(Dataset rows)
☆ ☆ ☆

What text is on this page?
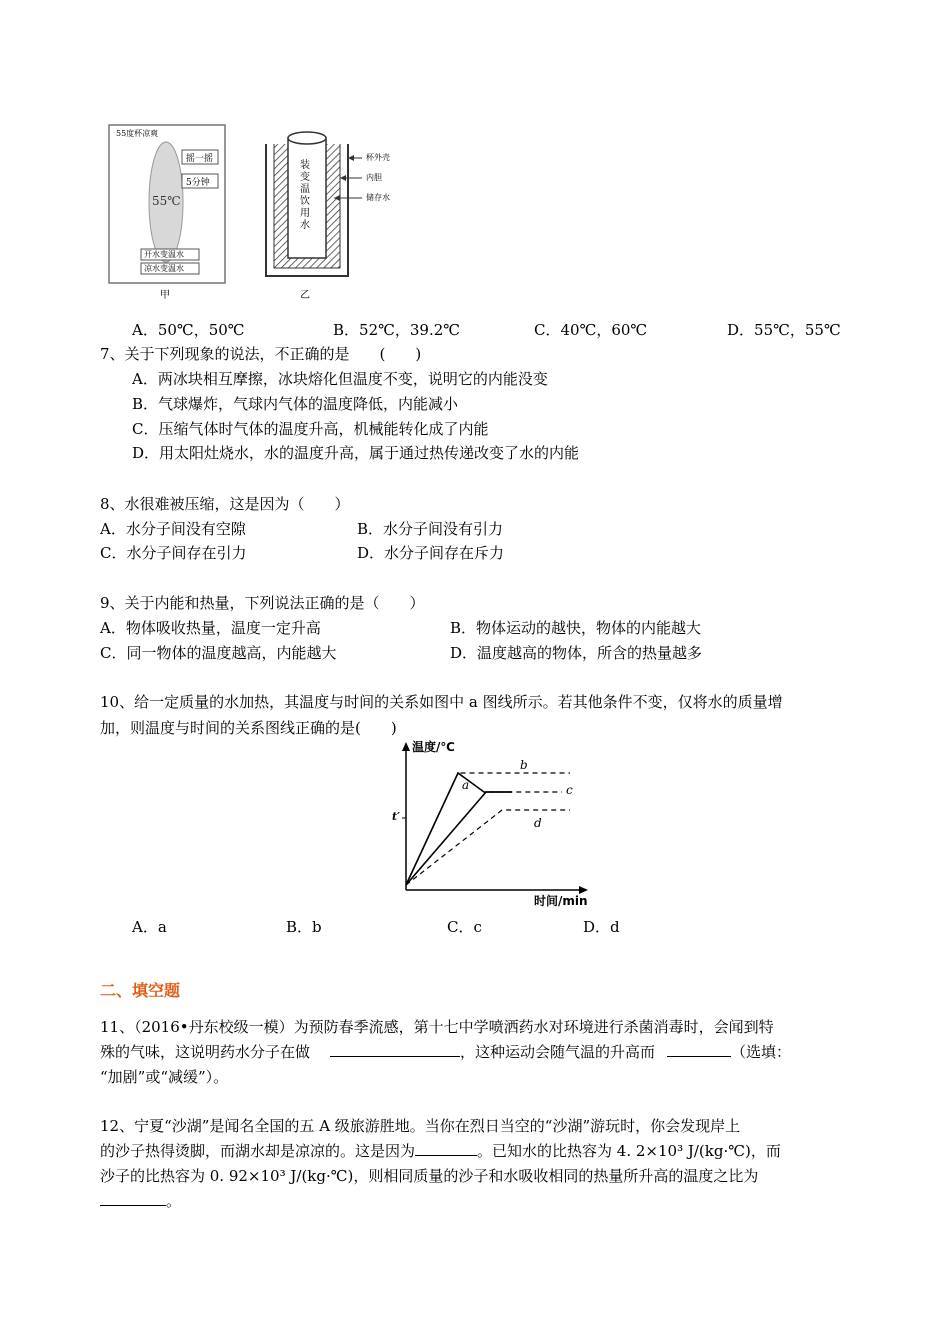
55度杯凉爽
摇一摇
5分钟
55℃
开水变温水
凉水变温水
甲
装变温饮用水
杯外壳
内胆
储存水
乙
A．50℃，50℃	B．52℃，39.2℃	C．40℃，60℃	D．55℃，55℃
7、关于下列现象的说法，不正确的是　　(　　)
A．两冰块相互摩擦，冰块熔化但温度不变，说明它的内能没变
B．气球爆炸，气球内气体的温度降低，内能减小
C．压缩气体时气体的温度升高，机械能转化成了内能
D．用太阳灶烧水，水的温度升高，属于通过热传递改变了水的内能
8、水很难被压缩，这是因为（　　）
A．水分子间没有空隙	B．水分子间没有引力
C．水分子间存在引力	D．水分子间存在斥力
9、关于内能和热量，下列说法正确的是（　　）
A．物体吸收热量，温度一定升高	B．物体运动的越快，物体的内能越大
C．同一物体的温度越高，内能越大	D．温度越高的物体，所含的热量越多
10、给一定质量的水加热，其温度与时间的关系如图中 a 图线所示。若其他条件不变，仅将水的质量增
加，则温度与时间的关系图线正确的是(　　)
温度/℃
时间/min
t′
a
b
c
d
A．a	B．b	C．c	D．d
二、填空题
11、（2016•丹东校级一模）为预防春季流感，第十七中学喷洒药水对环境进行杀菌消毒时，会闻到特
殊的气味，这说明药水分子在做	，这种运动会随气温的升高而	（选填：
“加剧”或“减缓”）。
12、宁夏“沙湖”是闻名全国的五 A 级旅游胜地。当你在烈日当空的“沙湖”游玩时，你会发现岸上
的沙子热得烫脚，而湖水却是凉凉的。这是因为	。已知水的比热容为 4. 2×10³ J/(kg·℃)，而
沙子的比热容为 0. 92×10³ J/(kg·℃)，则相同质量的沙子和水吸收相同的热量所升高的温度之比为
。
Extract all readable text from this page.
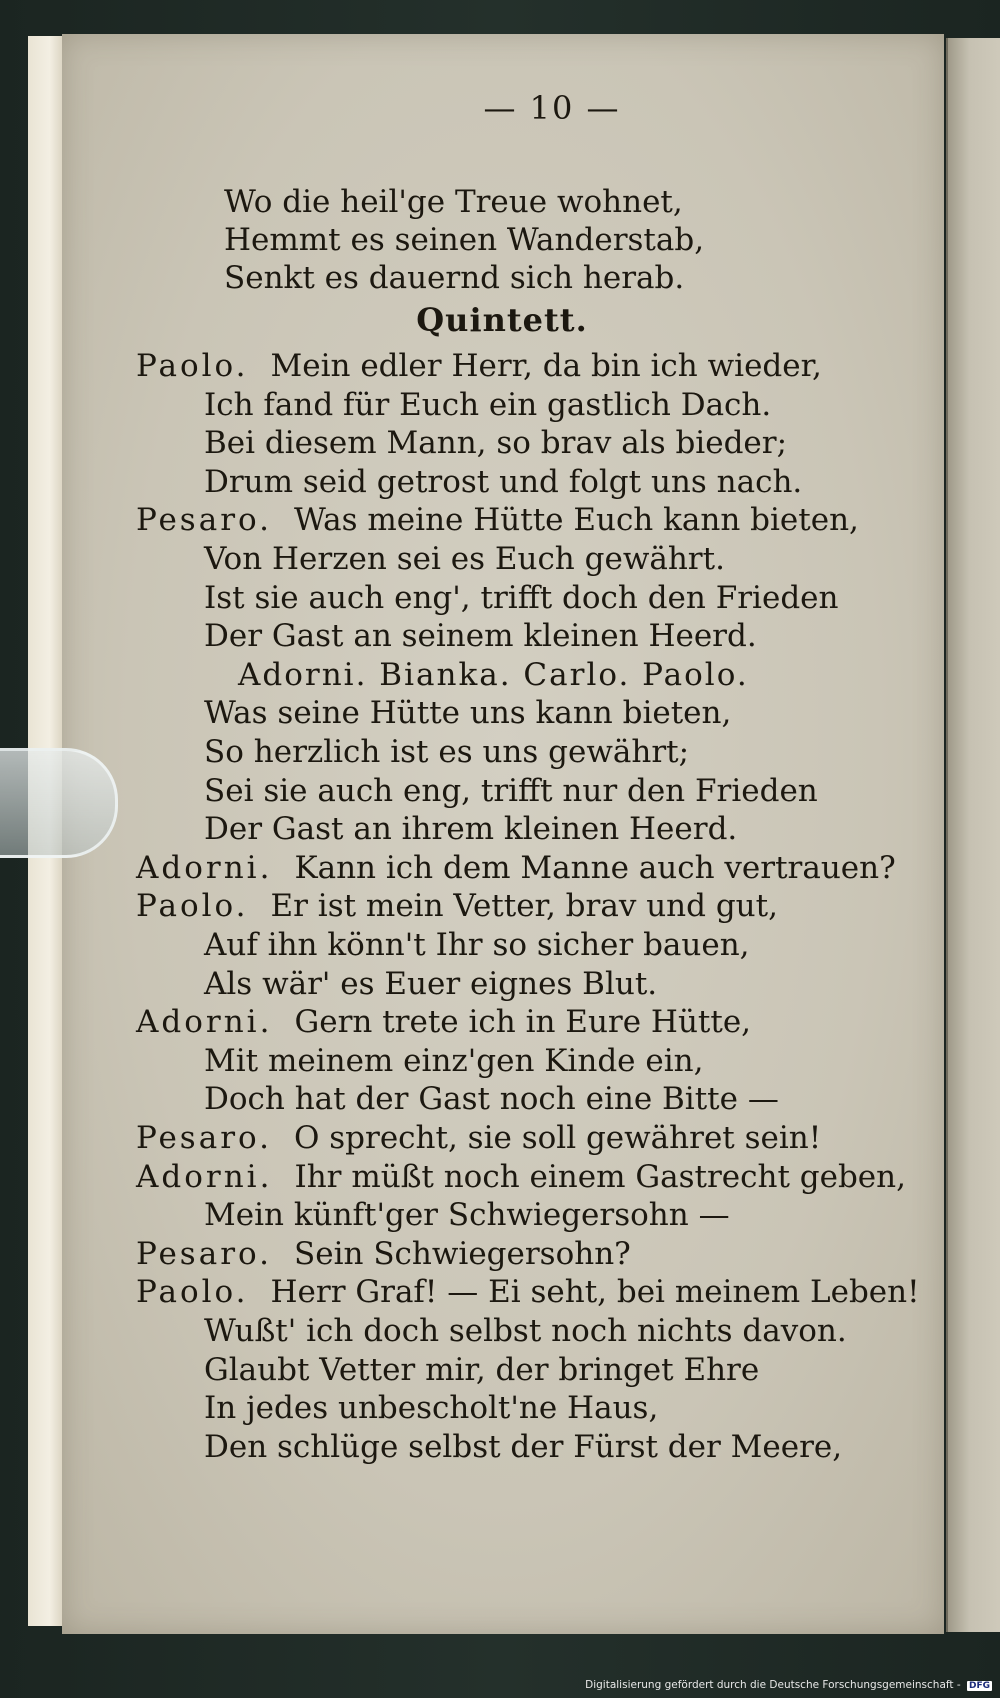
— 10 —
Wo die heil'ge Treue wohnet,
Hemmt es seinen Wanderstab,
Senkt es dauernd sich herab.
Quintett.
Paolo. Mein edler Herr, da bin ich wieder,
Ich fand für Euch ein gastlich Dach.
Bei diesem Mann, so brav als bieder;
Drum seid getrost und folgt uns nach.
Pesaro. Was meine Hütte Euch kann bieten,
Von Herzen sei es Euch gewährt.
Ist sie auch eng', trifft doch den Frieden
Der Gast an seinem kleinen Heerd.
Adorni. Bianka. Carlo. Paolo.
Was seine Hütte uns kann bieten,
So herzlich ist es uns gewährt;
Sei sie auch eng, trifft nur den Frieden
Der Gast an ihrem kleinen Heerd.
Adorni. Kann ich dem Manne auch vertrauen?
Paolo. Er ist mein Vetter, brav und gut,
Auf ihn könn't Ihr so sicher bauen,
Als wär' es Euer eignes Blut.
Adorni. Gern trete ich in Eure Hütte,
Mit meinem einz'gen Kinde ein,
Doch hat der Gast noch eine Bitte —
Pesaro. O sprecht, sie soll gewähret sein!
Adorni. Ihr müßt noch einem Gastrecht geben,
Mein künft'ger Schwiegersohn —
Pesaro. Sein Schwiegersohn?
Paolo. Herr Graf! — Ei seht, bei meinem Leben!
Wußt' ich doch selbst noch nichts davon.
Glaubt Vetter mir, der bringet Ehre
In jedes unbescholt'ne Haus,
Den schlüge selbst der Fürst der Meere,
Digitalisierung gefördert durch die Deutsche Forschungsgemeinschaft - DFG
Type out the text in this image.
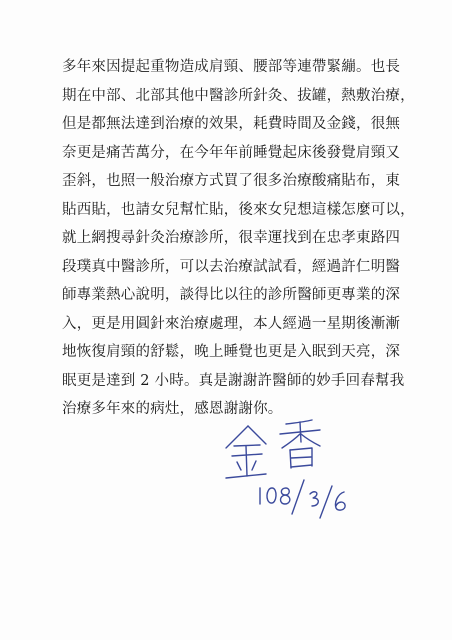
多年來因提起重物造成肩頸、腰部等連帶緊繃。也長
期在中部、北部其他中醫診所針灸、拔罐，熱敷治療，
但是都無法達到治療的效果，耗費時間及金錢，很無
奈更是痛苦萬分，在今年年前睡覺起床後發覺肩頸又
歪斜，也照一般治療方式買了很多治療酸痛貼布，東
貼西貼，也請女兒幫忙貼，後來女兒想這樣怎麼可以，
就上網搜尋針灸治療診所，很幸運找到在忠孝東路四
段璞真中醫診所，可以去治療試試看，經過許仁明醫
師專業熱心說明，談得比以往的診所醫師更專業的深
入，更是用圓針來治療處理，本人經過一星期後漸漸
地恢復肩頸的舒鬆，晚上睡覺也更是入眠到天亮，深
眠更是達到 2 小時。真是謝謝許醫師的妙手回春幫我
治療多年來的病灶，感恩謝謝你。
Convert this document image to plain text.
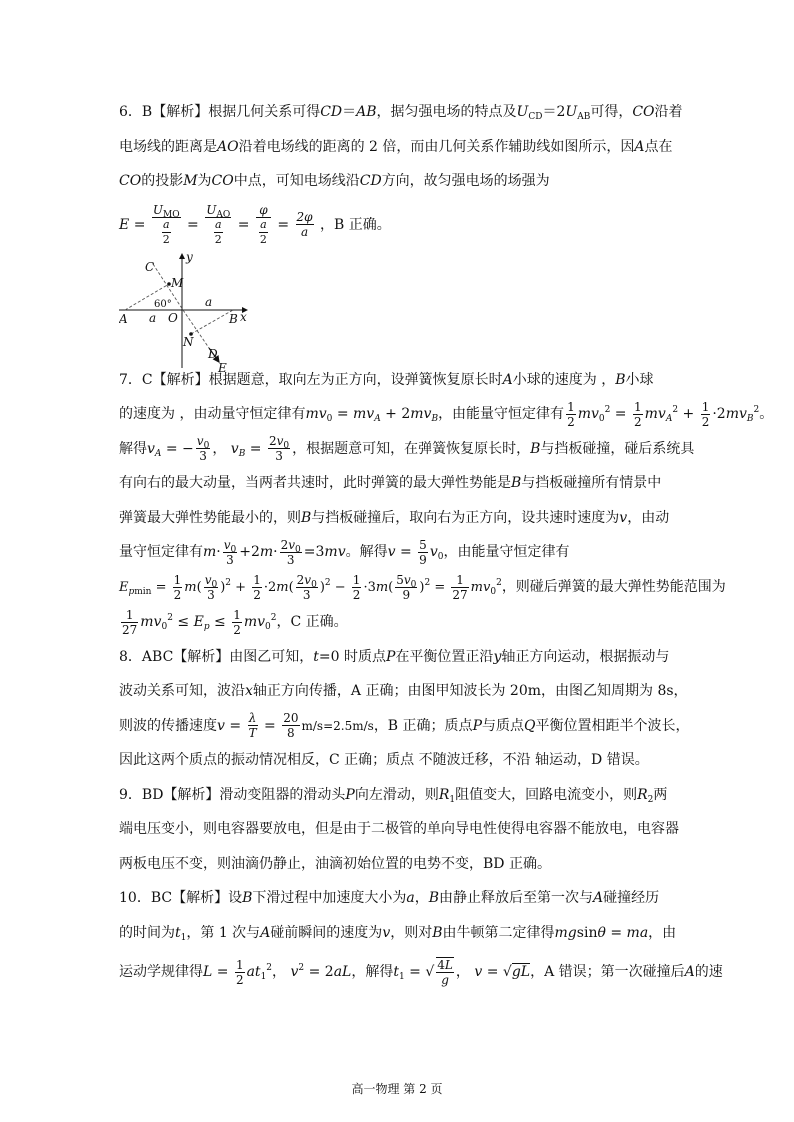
6．B【解析】根据几何关系可得CD＝AB，据匀强电场的特点及$U_{CD}=2U_{AB}$可得，CO沿着

电场线的距离是AO沿着电场线的距离的 2 倍，而由几何关系作辅助线如图所示，因A点在

CO的投影M为CO中点，可知电场线沿CD方向，故匀强电场的场强为

$E = \frac{U_{MO}}{\frac{a}{2}} = \frac{U_{AO}}{\frac{a}{2}} = \frac{\varphi}{\frac{a}{2}} = \frac{2\varphi}{a}$ ，B 正确。

7．C【解析】根据题意，取向左为正方向，设弹簧恢复原长时A小球的速度为 ，B小球

的速度为 ，由动量守恒定律有$mv_0 = mv_A + 2mv_B$，由能量守恒定律有 $\frac{1}{2} mv_0^2 = \frac{1}{2} mv_A^2 + \frac{1}{2} \cdot 2mv_B^2$。

解得$v_A$ = − $\frac{v_0}{3}$ ， $v_B = \frac{2v_0}{3}$ ，根据题意可知，在弹簧恢复原长时，B与挡板碰撞，碰后系统具

有向右的最大动量，当两者共速时，此时弹簧的最大弹性势能是B与挡板碰撞所有情景中

弹簧最大弹性势能最小的，则B与挡板碰撞后，取向右为正方向，设共速时速度为v，由动

量守恒定律有$m\cdot \frac{v_0}{3} +2m\cdot \frac{2v_0}{3} =3mv$。解得$v = \frac{5}{9} v_0$，由能量守恒定律有

$E_{pmin} = \frac{1}{2} m( \frac{v_0}{3} )^2 + \frac{1}{2} \cdot 2m( \frac{2v_0}{3} )^2 - \frac{1}{2} \cdot 3m( \frac{5v_0}{9} )^2 = \frac{1}{27} mv_0^2$，则碰后弹簧的最大弹性势能范围为

$\frac{1}{27} mv_0^2 \le E_p \le \frac{1}{2} mv_0^2$，C 正确。

8．ABC【解析】由图乙可知，t=0 时质点P在平衡位置正沿y轴正方向运动，根据振动与

波动关系可知，波沿x轴正方向传播，A 正确；由图甲知波长为 20m，由图乙知周期为 8s，

则波的传播速度$v = \frac{\lambda}{T} = \frac{20}{8} m/s=2.5m/s$，B 正确；质点P与质点Q平衡位置相距半个波长，

因此这两个质点的振动情况相反，C 正确；质点 不随波迁移，不沿 轴运动，D 错误。

9．BD【解析】滑动变阻器的滑动头P向左滑动，则$R_1$阻值变大，回路电流变小，则$R_2$两

端电压变小，则电容器要放电，但是由于二极管的单向导电性使得电容器不能放电，电容器

两板电压不变，则油滴仍静止，油滴初始位置的电势不变，BD 正确。

10．BC【解析】设B下滑过程中加速度大小为a，B由静止释放后至第一次与A碰撞经历

的时间为$t_1$，第 1 次与A碰前瞬间的速度为v，则对B由牛顿第二定律得mgsinθ = ma，由

运动学规律得$L = \frac{1}{2} at_1^2$， $v^2 = 2aL$，解得$t_1$ = √ $\frac{4L}{g}$ ， v = √gL，A 错误；第一次碰撞后A的速

C
M
y
60°	a
A a O	B x
N
D
E
高一物理 第 2 页
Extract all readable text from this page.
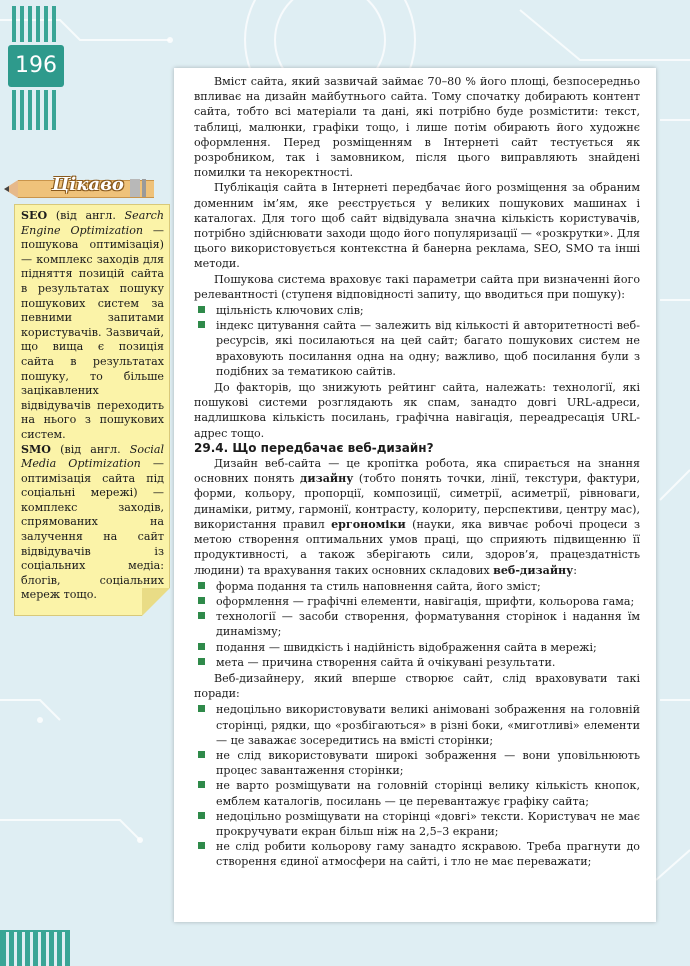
196
Цікаво

SEO (від англ. Search Engine Optimization — пошукова оптимізація) — комплекс заходів для підняття позицій сайта в результатах пошуку пошукових систем за певними запитами користувачів. Зазвичай, що вища є позиція сайта в результатах пошуку, то більше зацікавлених відвідувачів переходить на нього з пошукових систем.

SMO (від англ. Social Media Optimization — оптимізація сайта під соціальні мережі) — комплекс заходів, спрямованих на залучення на сайт відвідувачів із соціальних медіа: блогів, соціальних мереж тощо.

Вміст сайта, який зазвичай займає 70–80 % його площі, безпосередньо впливає на дизайн майбутнього сайта. Тому спочатку добирають контент сайта, тобто всі матеріали та дані, які потрібно буде розмістити: текст, таблиці, малюнки, графіки тощо, і лише потім обирають його художнє оформлення. Перед розміщенням в Інтернеті сайт тестується як розробником, так і замовником, після цього виправляють знайдені помилки та некоректності.

Публікація сайта в Інтернеті передбачає його розміщення за обраним доменним ім’ям, яке реєструється у великих пошукових машинах і каталогах. Для того щоб сайт відвідувала значна кількість користувачів, потрібно здійснювати заходи щодо його популяризації — «розкрутки». Для цього використовується контекстна й банерна реклама, SEO, SMO та інші методи.

Пошукова система враховує такі параметри сайта при визначенні його релевантності (ступеня відповідності запиту, що вводиться при пошуку):

щільність ключових слів;
індекс цитування сайта — залежить від кількості й авторитетності веб-ресурсів, які посилаються на цей сайт; багато пошукових систем не враховують посилання одна на одну; важливо, щоб посилання були з подібних за тематикою сайтів.

До факторів, що знижують рейтинг сайта, належать: технології, які пошукові системи розглядають як спам, занадто довгі URL-адреси, надлишкова кількість посилань, графічна навігація, переадресація URL-адрес тощо.

29.4. Що передбачає веб-дизайн?

Дизайн веб-сайта — це кропітка робота, яка спирається на знання основних понять дизайну (тобто понять точки, лінії, текстури, фактури, форми, кольору, пропорції, композиції, симетрії, асиметрії, рівноваги, динаміки, ритму, гармонії, контрасту, колориту, перспективи, центру мас), використання правил ергономіки (науки, яка вивчає робочі процеси з метою створення оптимальних умов праці, що сприяють підвищенню її продуктивності, а також зберігають сили, здоров’я, працездатність людини) та врахування таких основних складових веб-дизайну:

форма подання та стиль наповнення сайта, його зміст;
оформлення — графічні елементи, навігація, шрифти, кольорова гама;
технології — засоби створення, форматування сторінок і надання їм динамізму;
подання — швидкість і надійність відображення сайта в мережі;
мета — причина створення сайта й очікувані результати.

Веб-дизайнеру, який вперше створює сайт, слід враховувати такі поради:

недоцільно використовувати великі анімовані зображення на головній сторінці, рядки, що «розбігаються» в різні боки, «миготливі» елементи — це заважає зосередитись на вмісті сторінки;
не слід використовувати широкі зображення — вони уповільнюють процес завантаження сторінки;
не варто розміщувати на головній сторінці велику кількість кнопок, емблем каталогів, посилань — це перевантажує графіку сайта;
недоцільно розміщувати на сторінці «довгі» тексти. Користувач не має прокручувати екран більш ніж на 2,5–3 екрани;
не слід робити кольорову гаму занадто яскравою. Треба прагнути до створення єдиної атмосфери на сайті, і тло не має переважати;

☆ ☆ ☆

## SET TASK
Which lines in the listing above hold the word "який"? Show each of them.

## EXERCISE RESULT
Вміст сайта, який зазвичай займає 70–80 % його площі, безпосередньо впливає на дизайн майбутнього сайта. Тому спочатку добирають контент сайта, тобто всі матеріали та дані, які потрібно буде розмістити: текст, таблиці, малюнки, графіки тощо, і лише потім обирають його художнє оформлення. Перед розміщенням в Інтернеті сайт тестується як розробником, так і замовником, після цього виправляють знайдені помилки та некоректності.
Веб-дизайнеру, який вперше створює сайт, слід враховувати такі поради:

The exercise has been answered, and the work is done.